- **Short task**
Comb through the entries for "Άγρα" and pull out each line that holds it.

┌─ Given records

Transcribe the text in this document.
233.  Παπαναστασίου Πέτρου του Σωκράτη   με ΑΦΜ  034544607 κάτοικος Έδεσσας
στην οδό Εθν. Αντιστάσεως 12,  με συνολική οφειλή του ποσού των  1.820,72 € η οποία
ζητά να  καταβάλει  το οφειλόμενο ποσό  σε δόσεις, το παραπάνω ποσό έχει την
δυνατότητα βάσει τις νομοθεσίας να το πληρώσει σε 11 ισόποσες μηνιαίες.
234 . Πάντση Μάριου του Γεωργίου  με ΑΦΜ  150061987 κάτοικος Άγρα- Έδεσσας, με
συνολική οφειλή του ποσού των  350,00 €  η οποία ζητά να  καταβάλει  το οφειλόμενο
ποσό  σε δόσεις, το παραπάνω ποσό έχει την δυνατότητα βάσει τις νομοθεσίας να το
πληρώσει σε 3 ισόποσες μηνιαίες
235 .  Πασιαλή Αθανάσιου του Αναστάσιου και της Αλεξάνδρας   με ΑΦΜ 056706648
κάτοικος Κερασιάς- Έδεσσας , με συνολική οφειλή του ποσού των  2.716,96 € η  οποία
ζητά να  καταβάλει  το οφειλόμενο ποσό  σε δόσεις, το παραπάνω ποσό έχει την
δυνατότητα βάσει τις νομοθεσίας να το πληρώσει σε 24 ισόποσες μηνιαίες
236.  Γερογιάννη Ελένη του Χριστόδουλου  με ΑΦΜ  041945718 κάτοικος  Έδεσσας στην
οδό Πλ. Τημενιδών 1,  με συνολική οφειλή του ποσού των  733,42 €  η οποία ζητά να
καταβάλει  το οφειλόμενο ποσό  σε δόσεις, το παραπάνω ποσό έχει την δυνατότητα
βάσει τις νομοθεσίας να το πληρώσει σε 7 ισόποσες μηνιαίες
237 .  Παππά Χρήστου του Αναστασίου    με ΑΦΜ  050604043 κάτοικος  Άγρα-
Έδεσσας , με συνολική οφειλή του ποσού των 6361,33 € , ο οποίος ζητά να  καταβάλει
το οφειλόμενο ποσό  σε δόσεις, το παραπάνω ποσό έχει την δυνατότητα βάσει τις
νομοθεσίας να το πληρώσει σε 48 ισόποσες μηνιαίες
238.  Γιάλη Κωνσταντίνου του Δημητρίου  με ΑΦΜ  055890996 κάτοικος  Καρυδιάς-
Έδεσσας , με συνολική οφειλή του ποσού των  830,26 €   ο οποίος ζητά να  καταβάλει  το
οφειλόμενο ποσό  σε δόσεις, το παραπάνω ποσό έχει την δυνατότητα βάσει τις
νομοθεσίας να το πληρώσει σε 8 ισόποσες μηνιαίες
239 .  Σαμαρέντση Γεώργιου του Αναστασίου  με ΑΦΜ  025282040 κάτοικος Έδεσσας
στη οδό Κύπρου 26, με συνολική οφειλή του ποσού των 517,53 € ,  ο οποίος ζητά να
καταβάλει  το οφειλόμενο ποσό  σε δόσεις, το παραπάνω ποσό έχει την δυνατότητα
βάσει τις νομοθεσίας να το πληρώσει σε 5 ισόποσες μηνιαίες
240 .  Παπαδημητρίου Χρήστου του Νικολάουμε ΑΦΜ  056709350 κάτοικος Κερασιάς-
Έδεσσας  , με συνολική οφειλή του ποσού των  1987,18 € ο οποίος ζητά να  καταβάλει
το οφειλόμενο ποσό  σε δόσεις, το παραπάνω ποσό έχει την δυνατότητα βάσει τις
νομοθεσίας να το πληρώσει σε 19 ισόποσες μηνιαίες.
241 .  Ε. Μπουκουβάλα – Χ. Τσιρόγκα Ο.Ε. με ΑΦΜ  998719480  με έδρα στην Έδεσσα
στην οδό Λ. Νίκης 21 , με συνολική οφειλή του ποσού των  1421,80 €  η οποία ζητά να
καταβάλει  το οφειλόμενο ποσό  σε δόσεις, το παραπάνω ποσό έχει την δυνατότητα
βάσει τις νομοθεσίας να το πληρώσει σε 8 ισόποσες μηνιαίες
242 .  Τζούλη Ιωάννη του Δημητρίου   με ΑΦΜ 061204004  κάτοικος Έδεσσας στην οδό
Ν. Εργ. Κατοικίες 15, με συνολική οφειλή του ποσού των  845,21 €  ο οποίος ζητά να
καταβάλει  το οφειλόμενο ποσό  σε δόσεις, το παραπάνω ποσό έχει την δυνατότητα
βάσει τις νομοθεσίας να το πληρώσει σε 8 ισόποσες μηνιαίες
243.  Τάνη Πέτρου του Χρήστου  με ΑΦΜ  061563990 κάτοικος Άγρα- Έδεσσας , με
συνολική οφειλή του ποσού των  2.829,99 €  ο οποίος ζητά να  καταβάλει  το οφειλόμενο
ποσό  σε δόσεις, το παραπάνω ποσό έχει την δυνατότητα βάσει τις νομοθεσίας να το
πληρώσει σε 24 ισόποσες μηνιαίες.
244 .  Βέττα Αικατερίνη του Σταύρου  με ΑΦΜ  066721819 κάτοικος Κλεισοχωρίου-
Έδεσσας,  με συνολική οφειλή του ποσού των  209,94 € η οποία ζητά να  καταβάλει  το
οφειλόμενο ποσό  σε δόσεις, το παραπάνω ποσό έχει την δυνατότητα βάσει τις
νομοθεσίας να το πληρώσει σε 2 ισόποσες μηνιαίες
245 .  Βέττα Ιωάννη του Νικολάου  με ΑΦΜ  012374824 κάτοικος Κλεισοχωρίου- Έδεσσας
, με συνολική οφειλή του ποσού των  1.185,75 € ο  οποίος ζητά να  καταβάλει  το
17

└─

- **Exercise response**
234 . Πάντση Μάριου του Γεωργίου  με ΑΦΜ  150061987 κάτοικος Άγρα- Έδεσσας, με
237 .  Παππά Χρήστου του Αναστασίου    με ΑΦΜ  050604043 κάτοικος  Άγρα-
243.  Τάνη Πέτρου του Χρήστου  με ΑΦΜ  061563990 κάτοικος Άγρα- Έδεσσας , με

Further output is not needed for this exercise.